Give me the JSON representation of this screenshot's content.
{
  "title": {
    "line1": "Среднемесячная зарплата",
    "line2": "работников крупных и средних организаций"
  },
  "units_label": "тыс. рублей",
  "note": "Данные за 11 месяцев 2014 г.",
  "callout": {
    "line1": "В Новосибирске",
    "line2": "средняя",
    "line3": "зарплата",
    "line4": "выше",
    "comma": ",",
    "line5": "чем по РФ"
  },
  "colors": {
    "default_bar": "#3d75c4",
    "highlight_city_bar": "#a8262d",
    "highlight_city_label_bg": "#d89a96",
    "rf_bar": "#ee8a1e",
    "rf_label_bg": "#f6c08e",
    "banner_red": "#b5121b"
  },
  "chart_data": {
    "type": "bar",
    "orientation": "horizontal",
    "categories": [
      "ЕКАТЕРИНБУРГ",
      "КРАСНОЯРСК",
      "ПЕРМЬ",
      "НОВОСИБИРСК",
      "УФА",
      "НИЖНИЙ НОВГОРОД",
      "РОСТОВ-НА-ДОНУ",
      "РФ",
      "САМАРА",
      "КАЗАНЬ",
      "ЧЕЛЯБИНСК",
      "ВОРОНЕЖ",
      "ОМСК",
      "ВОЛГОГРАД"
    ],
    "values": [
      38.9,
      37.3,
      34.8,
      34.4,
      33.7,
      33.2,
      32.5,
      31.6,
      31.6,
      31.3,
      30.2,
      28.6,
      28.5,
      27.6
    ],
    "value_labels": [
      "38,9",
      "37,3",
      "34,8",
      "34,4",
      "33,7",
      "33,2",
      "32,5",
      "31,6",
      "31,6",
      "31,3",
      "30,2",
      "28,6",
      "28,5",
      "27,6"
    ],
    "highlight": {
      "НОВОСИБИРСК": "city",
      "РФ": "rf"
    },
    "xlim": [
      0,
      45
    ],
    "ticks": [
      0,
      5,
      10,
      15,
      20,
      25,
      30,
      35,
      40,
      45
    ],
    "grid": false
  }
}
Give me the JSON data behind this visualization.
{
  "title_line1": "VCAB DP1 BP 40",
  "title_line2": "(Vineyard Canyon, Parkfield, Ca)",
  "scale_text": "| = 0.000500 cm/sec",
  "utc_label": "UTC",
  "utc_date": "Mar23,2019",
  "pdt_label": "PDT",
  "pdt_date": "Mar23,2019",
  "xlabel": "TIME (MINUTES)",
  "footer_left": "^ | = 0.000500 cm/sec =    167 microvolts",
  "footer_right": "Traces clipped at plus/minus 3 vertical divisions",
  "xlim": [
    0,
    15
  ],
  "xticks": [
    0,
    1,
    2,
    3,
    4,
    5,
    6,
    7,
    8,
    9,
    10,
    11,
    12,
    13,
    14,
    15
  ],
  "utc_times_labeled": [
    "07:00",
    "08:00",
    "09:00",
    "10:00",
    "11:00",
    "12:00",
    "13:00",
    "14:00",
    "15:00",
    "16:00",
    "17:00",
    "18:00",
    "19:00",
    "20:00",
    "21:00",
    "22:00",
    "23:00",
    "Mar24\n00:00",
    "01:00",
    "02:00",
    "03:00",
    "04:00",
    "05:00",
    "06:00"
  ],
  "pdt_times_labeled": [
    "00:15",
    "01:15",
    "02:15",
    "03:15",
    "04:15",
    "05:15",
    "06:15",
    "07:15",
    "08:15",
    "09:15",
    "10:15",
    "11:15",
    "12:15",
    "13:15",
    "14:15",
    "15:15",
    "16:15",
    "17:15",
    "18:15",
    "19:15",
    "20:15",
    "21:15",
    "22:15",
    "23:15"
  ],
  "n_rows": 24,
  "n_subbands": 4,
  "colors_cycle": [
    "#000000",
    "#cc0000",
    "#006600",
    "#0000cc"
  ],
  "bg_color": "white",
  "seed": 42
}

EXERCISE DIRECTIONS
Collect each line of the entries that has the word "зарплата", copying it in full.

ANSWER FOR THIS EXERCISE
    "line1": "Среднемесячная зарплата",
    "line3": "зарплата",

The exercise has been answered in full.